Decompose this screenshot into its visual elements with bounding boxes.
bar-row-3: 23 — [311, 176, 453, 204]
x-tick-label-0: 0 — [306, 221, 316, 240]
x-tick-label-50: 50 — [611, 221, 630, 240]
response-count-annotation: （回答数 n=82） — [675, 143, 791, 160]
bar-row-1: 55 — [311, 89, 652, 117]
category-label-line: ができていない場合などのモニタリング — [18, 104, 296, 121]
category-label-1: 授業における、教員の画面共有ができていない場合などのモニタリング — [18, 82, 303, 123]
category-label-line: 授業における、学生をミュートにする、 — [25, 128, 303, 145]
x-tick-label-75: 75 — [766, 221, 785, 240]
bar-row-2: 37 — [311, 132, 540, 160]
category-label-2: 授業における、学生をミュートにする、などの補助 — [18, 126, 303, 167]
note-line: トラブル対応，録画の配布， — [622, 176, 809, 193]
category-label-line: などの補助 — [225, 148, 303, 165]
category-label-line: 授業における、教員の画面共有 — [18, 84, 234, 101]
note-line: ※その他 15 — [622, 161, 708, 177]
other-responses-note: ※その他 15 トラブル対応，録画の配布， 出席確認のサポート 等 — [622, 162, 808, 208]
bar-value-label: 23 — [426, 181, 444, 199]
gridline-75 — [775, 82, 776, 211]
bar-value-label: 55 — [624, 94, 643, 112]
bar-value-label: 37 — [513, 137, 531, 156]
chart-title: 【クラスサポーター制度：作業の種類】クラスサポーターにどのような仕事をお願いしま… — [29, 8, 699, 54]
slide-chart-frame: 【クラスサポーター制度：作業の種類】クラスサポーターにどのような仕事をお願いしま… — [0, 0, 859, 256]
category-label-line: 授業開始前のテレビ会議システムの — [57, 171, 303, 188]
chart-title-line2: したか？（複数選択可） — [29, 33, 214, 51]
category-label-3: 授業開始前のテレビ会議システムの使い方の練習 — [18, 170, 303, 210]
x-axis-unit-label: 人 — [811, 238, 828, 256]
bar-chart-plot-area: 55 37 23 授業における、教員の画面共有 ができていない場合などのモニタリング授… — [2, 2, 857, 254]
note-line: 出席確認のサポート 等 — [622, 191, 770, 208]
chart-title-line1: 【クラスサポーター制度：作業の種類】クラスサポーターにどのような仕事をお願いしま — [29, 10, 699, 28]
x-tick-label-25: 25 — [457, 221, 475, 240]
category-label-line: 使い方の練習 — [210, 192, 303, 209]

▬▬▬▬▬▬

*THE EXERCISE*: Can you rewrite the data from its first line through the line containing "chart-title-line2: したか？（複数選択可） —", both included, with every "bar-value-label" changed to "value-label" and everything else left as is, giving only those lines?

*FINISHED ANSWER*:
Decompose this screenshot into its visual elements with bounding boxes.
bar-row-3: 23 — [311, 176, 453, 204]
x-tick-label-0: 0 — [306, 221, 316, 240]
x-tick-label-50: 50 — [611, 221, 630, 240]
response-count-annotation: （回答数 n=82） — [675, 143, 791, 160]
bar-row-1: 55 — [311, 89, 652, 117]
category-label-line: ができていない場合などのモニタリング — [18, 104, 296, 121]
category-label-1: 授業における、教員の画面共有ができていない場合などのモニタリング — [18, 82, 303, 123]
category-label-line: 授業における、学生をミュートにする、 — [25, 128, 303, 145]
x-tick-label-75: 75 — [766, 221, 785, 240]
bar-row-2: 37 — [311, 132, 540, 160]
category-label-2: 授業における、学生をミュートにする、などの補助 — [18, 126, 303, 167]
note-line: トラブル対応，録画の配布， — [622, 176, 809, 193]
category-label-line: などの補助 — [225, 148, 303, 165]
category-label-line: 授業における、教員の画面共有 — [18, 84, 234, 101]
note-line: ※その他 15 — [622, 161, 708, 177]
other-responses-note: ※その他 15 トラブル対応，録画の配布， 出席確認のサポート 等 — [622, 162, 808, 208]
value-label: 23 — [426, 181, 444, 199]
gridline-75 — [775, 82, 776, 211]
value-label: 55 — [624, 94, 643, 112]
value-label: 37 — [513, 137, 531, 156]
chart-title: 【クラスサポーター制度：作業の種類】クラスサポーターにどのような仕事をお願いしま… — [29, 8, 699, 54]
slide-chart-frame: 【クラスサポーター制度：作業の種類】クラスサポーターにどのような仕事をお願いしま… — [0, 0, 859, 256]
category-label-line: 授業開始前のテレビ会議システムの — [57, 171, 303, 188]
chart-title-line2: したか？（複数選択可） — [29, 33, 214, 51]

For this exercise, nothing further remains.